• [DATASET ROWS]:

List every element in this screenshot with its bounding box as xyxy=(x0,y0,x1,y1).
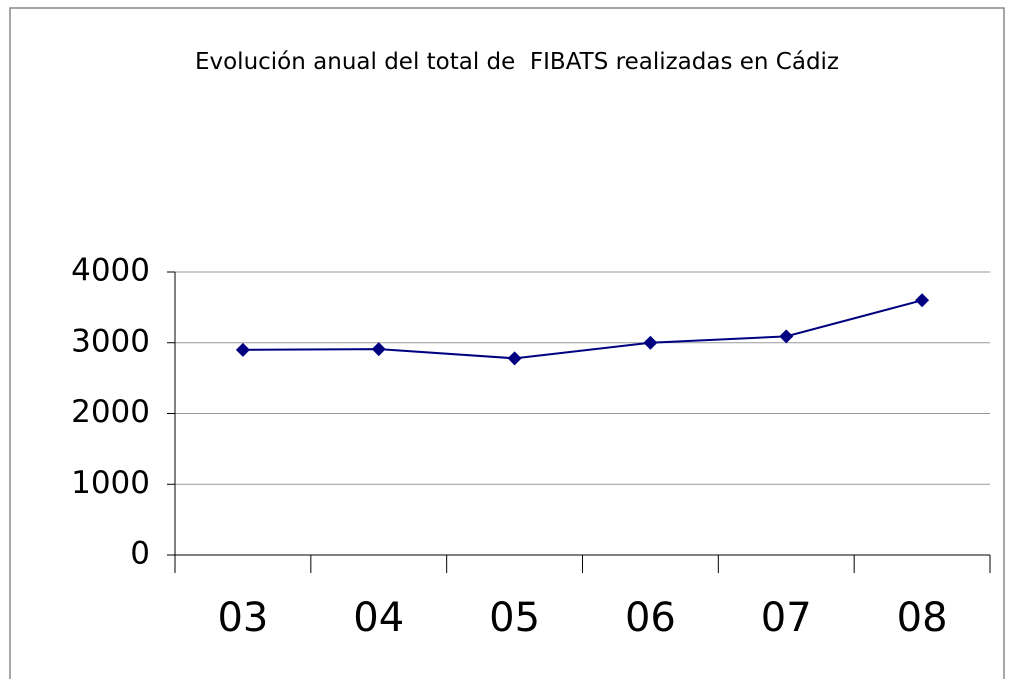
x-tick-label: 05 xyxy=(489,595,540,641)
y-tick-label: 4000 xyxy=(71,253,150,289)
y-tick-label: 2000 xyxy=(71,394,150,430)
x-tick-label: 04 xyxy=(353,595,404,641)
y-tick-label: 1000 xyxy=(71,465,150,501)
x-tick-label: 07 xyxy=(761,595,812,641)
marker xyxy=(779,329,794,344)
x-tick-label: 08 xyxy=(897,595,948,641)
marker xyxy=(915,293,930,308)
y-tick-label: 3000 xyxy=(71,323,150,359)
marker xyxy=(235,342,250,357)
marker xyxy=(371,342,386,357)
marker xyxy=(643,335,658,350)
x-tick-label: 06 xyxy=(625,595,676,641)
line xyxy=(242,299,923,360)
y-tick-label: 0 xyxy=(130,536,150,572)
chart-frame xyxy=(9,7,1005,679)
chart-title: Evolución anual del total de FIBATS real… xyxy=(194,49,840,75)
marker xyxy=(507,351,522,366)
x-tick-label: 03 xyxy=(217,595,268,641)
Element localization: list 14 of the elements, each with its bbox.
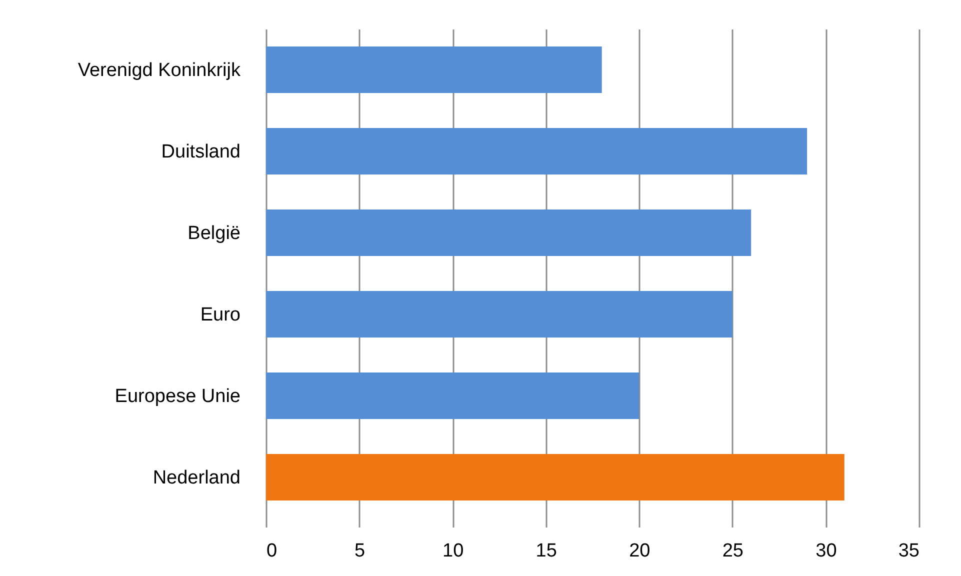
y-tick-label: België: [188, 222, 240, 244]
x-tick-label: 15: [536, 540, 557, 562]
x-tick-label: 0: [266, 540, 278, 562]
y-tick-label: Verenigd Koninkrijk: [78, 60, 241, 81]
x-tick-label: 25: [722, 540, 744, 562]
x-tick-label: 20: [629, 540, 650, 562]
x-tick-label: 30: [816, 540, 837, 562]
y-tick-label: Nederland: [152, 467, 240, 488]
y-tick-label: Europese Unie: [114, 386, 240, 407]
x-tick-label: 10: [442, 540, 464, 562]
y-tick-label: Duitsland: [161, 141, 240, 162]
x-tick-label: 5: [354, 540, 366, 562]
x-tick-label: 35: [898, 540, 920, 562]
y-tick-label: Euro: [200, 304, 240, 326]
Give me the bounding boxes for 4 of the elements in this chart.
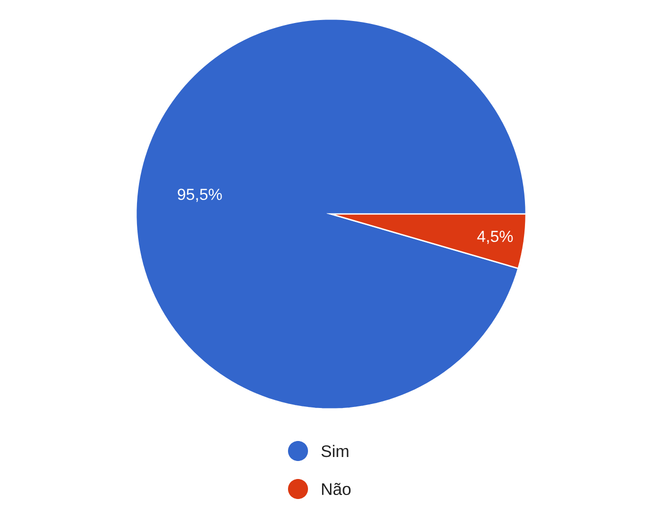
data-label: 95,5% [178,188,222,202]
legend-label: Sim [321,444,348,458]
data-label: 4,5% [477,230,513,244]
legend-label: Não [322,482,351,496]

• [TASK TO CARRY OUT]: Reproduce all the rows above line for line, without altering a character, and omit the picture lines.

• [EXERCISE RESULT]:
List every element in this screenshot with its bounding box as xyxy=(x0,y0,x1,y1).
x-tick-label: 05 xyxy=(489,595,540,641)
y-tick-label: 4000 xyxy=(71,253,150,289)
y-tick-label: 2000 xyxy=(71,394,150,430)
x-tick-label: 04 xyxy=(353,595,404,641)
y-tick-label: 1000 xyxy=(71,465,150,501)
x-tick-label: 07 xyxy=(761,595,812,641)
marker xyxy=(779,329,794,344)
x-tick-label: 08 xyxy=(897,595,948,641)
marker xyxy=(915,293,930,308)
y-tick-label: 3000 xyxy=(71,323,150,359)
marker xyxy=(235,342,250,357)
marker xyxy=(371,342,386,357)
marker xyxy=(643,335,658,350)
x-tick-label: 06 xyxy=(625,595,676,641)
line xyxy=(242,299,923,360)
y-tick-label: 0 xyxy=(130,536,150,572)
chart-frame xyxy=(9,7,1005,679)
chart-title: Evolución anual del total de FIBATS real… xyxy=(194,49,840,75)
marker xyxy=(507,351,522,366)
x-tick-label: 03 xyxy=(217,595,268,641)
Element localization: list 14 of the elements, each with its bbox.
y-tick-label: België: [188, 222, 240, 244]
x-tick-label: 15: [536, 540, 557, 562]
x-tick-label: 0: [266, 540, 278, 562]
y-tick-label: Verenigd Koninkrijk: [78, 60, 241, 81]
x-tick-label: 25: [722, 540, 744, 562]
x-tick-label: 20: [629, 540, 650, 562]
x-tick-label: 30: [816, 540, 837, 562]
y-tick-label: Nederland: [152, 467, 240, 488]
y-tick-label: Europese Unie: [114, 386, 240, 407]
x-tick-label: 10: [442, 540, 464, 562]
y-tick-label: Duitsland: [161, 141, 240, 162]
x-tick-label: 5: [354, 540, 366, 562]
x-tick-label: 35: [898, 540, 920, 562]
y-tick-label: Euro: [200, 304, 240, 326]
Give me the bounding boxes for 4 of the elements in this chart.
data-label: 95,5% [178,188,222,202]
legend-label: Sim [321,444,348,458]
data-label: 4,5% [477,230,513,244]
legend-label: Não [322,482,351,496]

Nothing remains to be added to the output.